- _Given task_: Quote the whole listing word for word. Do not include the pictures.

— Begin Records for processing —

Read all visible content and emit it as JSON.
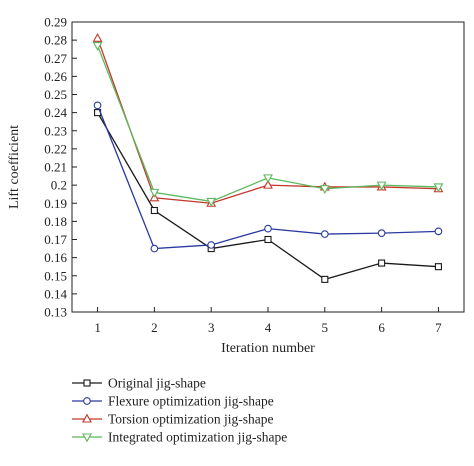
{
  "chart_data": {
    "type": "line",
    "xlabel": "Iteration number",
    "ylabel": "Lift coefficient",
    "x": [
      1,
      2,
      3,
      4,
      5,
      6,
      7
    ],
    "xlim": [
      0.55,
      7.45
    ],
    "ylim": [
      0.13,
      0.29
    ],
    "xticks": [
      "1",
      "2",
      "3",
      "4",
      "5",
      "6",
      "7"
    ],
    "yticks": [
      "0.13",
      "0.14",
      "0.15",
      "0.16",
      "0.17",
      "0.18",
      "0.19",
      "0.2",
      "0.21",
      "0.22",
      "0.23",
      "0.24",
      "0.25",
      "0.26",
      "0.27",
      "0.28",
      "0.29"
    ],
    "grid": false,
    "legend_position": "bottom-center",
    "series": [
      {
        "name": "Original jig-shape",
        "color": "#1a1a1a",
        "marker": "square",
        "values": [
          0.24,
          0.186,
          0.165,
          0.17,
          0.148,
          0.157,
          0.155
        ]
      },
      {
        "name": "Flexure optimization jig-shape",
        "color": "#2a3aa0",
        "marker": "circle",
        "values": [
          0.244,
          0.165,
          0.167,
          0.176,
          0.173,
          0.1735,
          0.1745
        ]
      },
      {
        "name": "Torsion optimization jig-shape",
        "color": "#c0392b",
        "marker": "triangle-up",
        "values": [
          0.281,
          0.193,
          0.19,
          0.2,
          0.199,
          0.199,
          0.198
        ]
      },
      {
        "name": "Integrated optimization jig-shape",
        "color": "#5cb85c",
        "marker": "triangle-down",
        "values": [
          0.277,
          0.196,
          0.191,
          0.204,
          0.198,
          0.2,
          0.199
        ]
      }
    ]
  }
}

— End Records for processing —

- _Response below_:
Read all visible content and emit it as JSON.
{
  "chart_data": {
    "type": "line",
    "xlabel": "Iteration number",
    "ylabel": "Lift coefficient",
    "x": [
      1,
      2,
      3,
      4,
      5,
      6,
      7
    ],
    "xlim": [
      0.55,
      7.45
    ],
    "ylim": [
      0.13,
      0.29
    ],
    "xticks": [
      "1",
      "2",
      "3",
      "4",
      "5",
      "6",
      "7"
    ],
    "yticks": [
      "0.13",
      "0.14",
      "0.15",
      "0.16",
      "0.17",
      "0.18",
      "0.19",
      "0.2",
      "0.21",
      "0.22",
      "0.23",
      "0.24",
      "0.25",
      "0.26",
      "0.27",
      "0.28",
      "0.29"
    ],
    "grid": false,
    "legend_position": "bottom-center",
    "series": [
      {
        "name": "Original jig-shape",
        "color": "#1a1a1a",
        "marker": "square",
        "values": [
          0.24,
          0.186,
          0.165,
          0.17,
          0.148,
          0.157,
          0.155
        ]
      },
      {
        "name": "Flexure optimization jig-shape",
        "color": "#2a3aa0",
        "marker": "circle",
        "values": [
          0.244,
          0.165,
          0.167,
          0.176,
          0.173,
          0.1735,
          0.1745
        ]
      },
      {
        "name": "Torsion optimization jig-shape",
        "color": "#c0392b",
        "marker": "triangle-up",
        "values": [
          0.281,
          0.193,
          0.19,
          0.2,
          0.199,
          0.199,
          0.198
        ]
      },
      {
        "name": "Integrated optimization jig-shape",
        "color": "#5cb85c",
        "marker": "triangle-down",
        "values": [
          0.277,
          0.196,
          0.191,
          0.204,
          0.198,
          0.2,
          0.199
        ]
      }
    ]
  }
}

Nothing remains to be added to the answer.